REQUIRED TASK -
Leave the pictures out. Return all other data exactly.

[Rows from a dataset]
--------------------------------
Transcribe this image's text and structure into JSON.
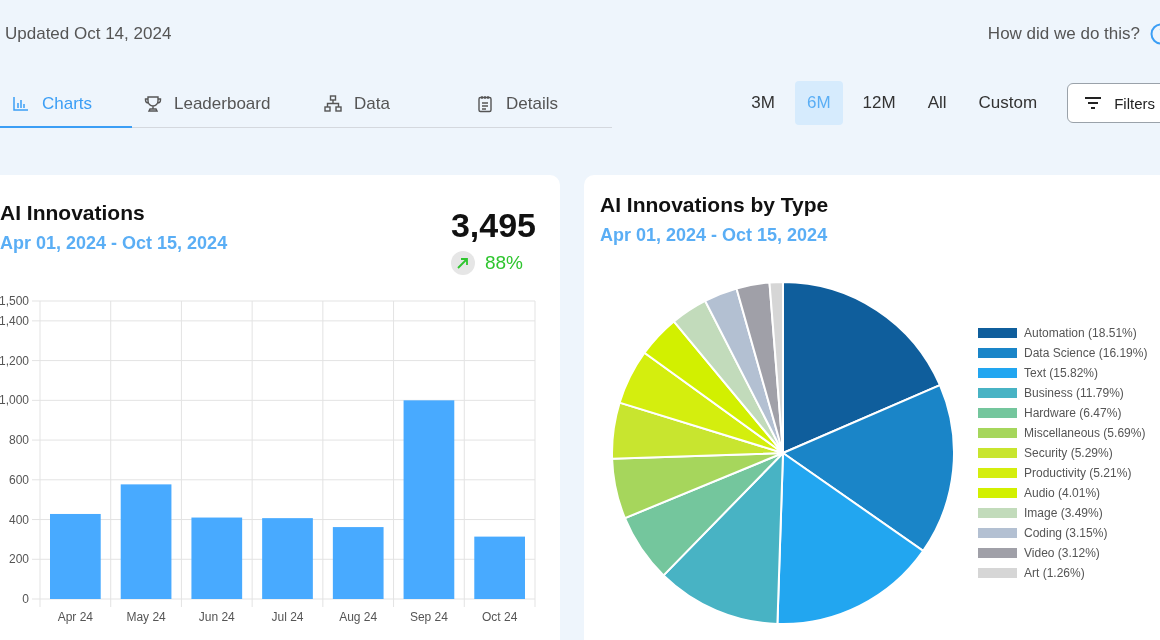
{
  "header": {
    "updated": "Updated Oct 14, 2024",
    "help_link": "How did we do this?"
  },
  "tabs": [
    {
      "label": "Charts",
      "selected": true
    },
    {
      "label": "Leaderboard",
      "selected": false
    },
    {
      "label": "Data",
      "selected": false
    },
    {
      "label": "Details",
      "selected": false
    }
  ],
  "ranges": [
    {
      "label": "3M",
      "selected": false
    },
    {
      "label": "6M",
      "selected": true
    },
    {
      "label": "12M",
      "selected": false
    },
    {
      "label": "All",
      "selected": false
    },
    {
      "label": "Custom",
      "selected": false
    }
  ],
  "filters_button": "Filters",
  "innovations_card": {
    "title": "AI Innovations",
    "date_range": "Apr 01, 2024 - Oct 15, 2024",
    "total": "3,495",
    "change": "88%",
    "chart_data": {
      "type": "bar",
      "categories": [
        "Apr 24",
        "May 24",
        "Jun 24",
        "Jul 24",
        "Aug 24",
        "Sep 24",
        "Oct 24"
      ],
      "series": [
        {
          "color": "#48aaff",
          "values": [
            428,
            577,
            410,
            407,
            362,
            1000,
            314
          ]
        }
      ],
      "grid": true,
      "ylim": [
        0,
        1500
      ],
      "yticks": [
        0,
        200,
        400,
        600,
        800,
        {
          "value": 1000,
          "label": "1,000"
        },
        {
          "value": 1200,
          "label": "1,200"
        },
        {
          "value": 1400,
          "label": "1,400"
        },
        {
          "value": 1500,
          "label": "1,500"
        }
      ]
    }
  },
  "type_card": {
    "title": "AI Innovations by Type",
    "date_range": "Apr 01, 2024 - Oct 15, 2024",
    "chart_data": {
      "type": "pie",
      "categories": [
        "Automation (18.51%)",
        "Data Science (16.19%)",
        "Text (15.82%)",
        "Business (11.79%)",
        "Hardware (6.47%)",
        "Miscellaneous (5.69%)",
        "Security (5.29%)",
        "Productivity (5.21%)",
        "Audio (4.01%)",
        "Image (3.49%)",
        "Coding (3.15%)",
        "Video (3.12%)",
        "Art (1.26%)"
      ],
      "values": [
        18.51,
        16.19,
        15.82,
        11.79,
        6.47,
        5.69,
        5.29,
        5.21,
        4.01,
        3.49,
        3.15,
        3.12,
        1.26
      ],
      "colors": [
        "#0f5e9c",
        "#1a85c8",
        "#22a6f0",
        "#48b3c4",
        "#74c69d",
        "#a6d65c",
        "#c8e52f",
        "#d4ee0e",
        "#d2f000",
        "#c2dbbb",
        "#b3c0d2",
        "#a0a0a8",
        "#d6d6d6"
      ]
    }
  }
}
--------------------------------
CORRECT ANSWER -
Transcribe this image's text and structure into JSON.
{
  "header": {
    "updated": "Updated Oct 14, 2024",
    "help_link": "How did we do this?"
  },
  "tabs": [
    {
      "label": "Charts",
      "selected": true
    },
    {
      "label": "Leaderboard",
      "selected": false
    },
    {
      "label": "Data",
      "selected": false
    },
    {
      "label": "Details",
      "selected": false
    }
  ],
  "ranges": [
    {
      "label": "3M",
      "selected": false
    },
    {
      "label": "6M",
      "selected": true
    },
    {
      "label": "12M",
      "selected": false
    },
    {
      "label": "All",
      "selected": false
    },
    {
      "label": "Custom",
      "selected": false
    }
  ],
  "filters_button": "Filters",
  "innovations_card": {
    "title": "AI Innovations",
    "date_range": "Apr 01, 2024 - Oct 15, 2024",
    "total": "3,495",
    "change": "88%",
    "chart_data": {
      "type": "bar",
      "categories": [
        "Apr 24",
        "May 24",
        "Jun 24",
        "Jul 24",
        "Aug 24",
        "Sep 24",
        "Oct 24"
      ],
      "series": [
        {
          "color": "#48aaff",
          "values": [
            428,
            577,
            410,
            407,
            362,
            1000,
            314
          ]
        }
      ],
      "grid": true,
      "ylim": [
        0,
        1500
      ],
      "yticks": [
        0,
        200,
        400,
        600,
        800,
        {
          "value": 1000,
          "label": "1,000"
        },
        {
          "value": 1200,
          "label": "1,200"
        },
        {
          "value": 1400,
          "label": "1,400"
        },
        {
          "value": 1500,
          "label": "1,500"
        }
      ]
    }
  },
  "type_card": {
    "title": "AI Innovations by Type",
    "date_range": "Apr 01, 2024 - Oct 15, 2024",
    "chart_data": {
      "type": "pie",
      "categories": [
        "Automation (18.51%)",
        "Data Science (16.19%)",
        "Text (15.82%)",
        "Business (11.79%)",
        "Hardware (6.47%)",
        "Miscellaneous (5.69%)",
        "Security (5.29%)",
        "Productivity (5.21%)",
        "Audio (4.01%)",
        "Image (3.49%)",
        "Coding (3.15%)",
        "Video (3.12%)",
        "Art (1.26%)"
      ],
      "values": [
        18.51,
        16.19,
        15.82,
        11.79,
        6.47,
        5.69,
        5.29,
        5.21,
        4.01,
        3.49,
        3.15,
        3.12,
        1.26
      ],
      "colors": [
        "#0f5e9c",
        "#1a85c8",
        "#22a6f0",
        "#48b3c4",
        "#74c69d",
        "#a6d65c",
        "#c8e52f",
        "#d4ee0e",
        "#d2f000",
        "#c2dbbb",
        "#b3c0d2",
        "#a0a0a8",
        "#d6d6d6"
      ]
    }
  }
}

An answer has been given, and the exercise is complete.